### Extrait:
⁂
Le peintre a aussi son graphisme et les cercles qui figurent les croupes des chevaux vus de dos se retrouvent encore dans les œuvres abstraites de la fin de sa vie.

Les thèmes d’August Macke n’ont rien de religieux. Il peint la vie toute simple, la beauté de sa femme,

August Macke. 1909. Portrait de sa femme avec des pommes

les jouets des enfants, les maisons et les jardins des hommes à travers les yeux de Cézanne et de Gauguin. Mais il sait faire vibrer les couleurs comme personne.

En 1911, Marc rencontre Vassily Kandinsky et s’associe à lui pour publier l’Almanach du Blaue Reiter, sorte de manifeste de l’avant-garde munichoise. Kandinsky expliquera ainsi le nom de Cavalier Bleu: « Nous avons trouvé le nom Der Blaue Reiter en prenant le café ; nous aimions tous les deux le bleu, Marc les chevaux, moi les cavaliers ».

L’Almanach est une publication associant des reproductions des peintres de la modernité européenne, des arts de l’Afrique et des dessins d’enfant, des affiches et des peinture de dévotion populaires. Macke participe à ce grand mouvement de décloisonnement des arts, mais il prend ses distances avec son côté spiritualiste et surtout avec un Kandinsky qui lui paraît presque délirant.

L’année 1912 amorce un tournant dans la vie de Macke. En septembre, il se rend à Paris avec Marc. Les deux peintres visitent l’atelier de Delaunay, y découvrent la série des Fenêtres. August Macke aime les rythmes qui naissent du mouvement de l’œil passant d’une couleur à l’autre. En avril 1914, il voyage en Tunisie avec  Louis Moilliet et Paul Klee. Il se met à jouer avec les couleurs et les formes géométriques pour représenter la lumière intense du Sud et trouve son chemin vers l’abstraction géométrique. A la veille de la guerre, ses quadrillages colorés annoncent Kupka, ou même l’Op Art.
⁂
### Tâche assignée 1:
Relevez toutes les personnes nommées dans l'extrait sur August Macke, à l'exception de Macke lui-même.
### Tâche assignée 2:
Répondez aux questions suivantes d'après l'extrait sur August Macke.
(a) En quelle année Marc rencontre-t-il Vassily Kandinsky ?
(b) Quelle série Macke et Marc découvrent-ils dans l'atelier de Delaunay ?
(c) Dans quel pays Macke voyage-t-il en avril 1914 ?
⁂
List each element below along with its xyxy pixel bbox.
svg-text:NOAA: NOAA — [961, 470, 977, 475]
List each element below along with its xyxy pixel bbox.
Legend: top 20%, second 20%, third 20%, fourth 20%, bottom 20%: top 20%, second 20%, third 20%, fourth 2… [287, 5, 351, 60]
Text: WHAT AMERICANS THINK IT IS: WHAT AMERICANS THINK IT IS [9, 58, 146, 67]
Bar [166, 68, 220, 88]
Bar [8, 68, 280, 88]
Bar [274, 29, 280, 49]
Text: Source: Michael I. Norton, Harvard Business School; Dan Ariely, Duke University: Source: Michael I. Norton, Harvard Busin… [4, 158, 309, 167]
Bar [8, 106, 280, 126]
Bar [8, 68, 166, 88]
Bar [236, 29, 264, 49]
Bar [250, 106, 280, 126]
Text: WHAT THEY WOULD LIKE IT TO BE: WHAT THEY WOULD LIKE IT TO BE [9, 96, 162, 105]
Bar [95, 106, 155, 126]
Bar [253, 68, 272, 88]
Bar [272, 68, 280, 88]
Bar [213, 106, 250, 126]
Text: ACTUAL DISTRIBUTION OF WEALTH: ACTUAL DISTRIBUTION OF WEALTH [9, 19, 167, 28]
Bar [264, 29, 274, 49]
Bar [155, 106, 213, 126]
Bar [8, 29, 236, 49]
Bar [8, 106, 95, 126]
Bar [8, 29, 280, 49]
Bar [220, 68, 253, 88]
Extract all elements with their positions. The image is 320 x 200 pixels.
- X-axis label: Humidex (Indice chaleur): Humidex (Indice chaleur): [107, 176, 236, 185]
⁂
### Solution du problème 1:
Cézanne, Gauguin, Marc, Vassily Kandinsky, Delaunay, Louis Moilliet, Paul Klee, Kupka

### Solution du problème 2:
(a) En 1911.
(b) La série des Fenêtres.
(c) En Tunisie.